__Aim__
Without the pictures, return all of the material exactly as written.

__Available records__
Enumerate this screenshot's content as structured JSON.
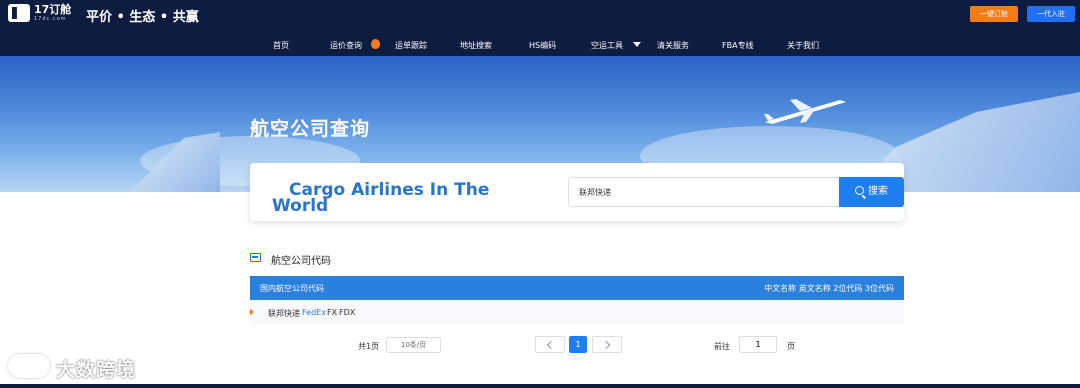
{
  "header": {
    "brand": "17订舱",
    "brand_sub": "17dc.com",
    "slogan": "平价 • 生态 • 共赢",
    "btn_orange": "一键订舱",
    "btn_blue": "一代入驻",
    "colors": {
      "bg": "#0e1c3f",
      "orange": "#f07d1a",
      "blue": "#1f6ff0"
    }
  },
  "nav": {
    "items": [
      {
        "label": "首页"
      },
      {
        "label": "运价查询"
      },
      {
        "label": "运单跟踪"
      },
      {
        "label": "地址搜索"
      },
      {
        "label": "HS编码"
      },
      {
        "label": "空运工具"
      },
      {
        "label": "清关服务"
      },
      {
        "label": "FBA专线"
      },
      {
        "label": "关于我们"
      }
    ],
    "icons": {
      "rate_badge": "fire-icon",
      "tools_dropdown": "caret-down-icon"
    }
  },
  "banner": {
    "title": "航空公司查询"
  },
  "search": {
    "title_line1": "Cargo Airlines In The",
    "title_line2": "World",
    "value": "联邦快递",
    "button": "搜索"
  },
  "section": {
    "title": "航空公司代码"
  },
  "table": {
    "head_left": "国内航空公司代码",
    "head_right": "中文名称 英文名称 2位代码 3位代码",
    "rows": [
      {
        "cn": "联邦快递",
        "en": "FedEx",
        "code2": "FX",
        "code3": "FDX"
      }
    ]
  },
  "pagination": {
    "total": "共1页",
    "page_size": "10条/页",
    "current": "1",
    "goto_label": "前往",
    "goto_value": "1",
    "page_unit": "页"
  },
  "watermark": {
    "text": "大数跨境"
  }
}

__Written response__
Enumerate this screenshot's content as structured JSON.
{
  "header": {
    "brand": "17订舱",
    "brand_sub": "17dc.com",
    "slogan": "平价 • 生态 • 共赢",
    "btn_orange": "一键订舱",
    "btn_blue": "一代入驻",
    "colors": {
      "bg": "#0e1c3f",
      "orange": "#f07d1a",
      "blue": "#1f6ff0"
    }
  },
  "nav": {
    "items": [
      {
        "label": "首页"
      },
      {
        "label": "运价查询"
      },
      {
        "label": "运单跟踪"
      },
      {
        "label": "地址搜索"
      },
      {
        "label": "HS编码"
      },
      {
        "label": "空运工具"
      },
      {
        "label": "清关服务"
      },
      {
        "label": "FBA专线"
      },
      {
        "label": "关于我们"
      }
    ],
    "icons": {
      "rate_badge": "fire-icon",
      "tools_dropdown": "caret-down-icon"
    }
  },
  "banner": {
    "title": "航空公司查询"
  },
  "search": {
    "title_line1": "Cargo Airlines In The",
    "title_line2": "World",
    "value": "联邦快递",
    "button": "搜索"
  },
  "section": {
    "title": "航空公司代码"
  },
  "table": {
    "head_left": "国内航空公司代码",
    "head_right": "中文名称 英文名称 2位代码 3位代码",
    "rows": [
      {
        "cn": "联邦快递",
        "en": "FedEx",
        "code2": "FX",
        "code3": "FDX"
      }
    ]
  },
  "pagination": {
    "total": "共1页",
    "page_size": "10条/页",
    "current": "1",
    "goto_label": "前往",
    "goto_value": "1",
    "page_unit": "页"
  },
  "watermark": {
    "text": "大数跨境"
  }
}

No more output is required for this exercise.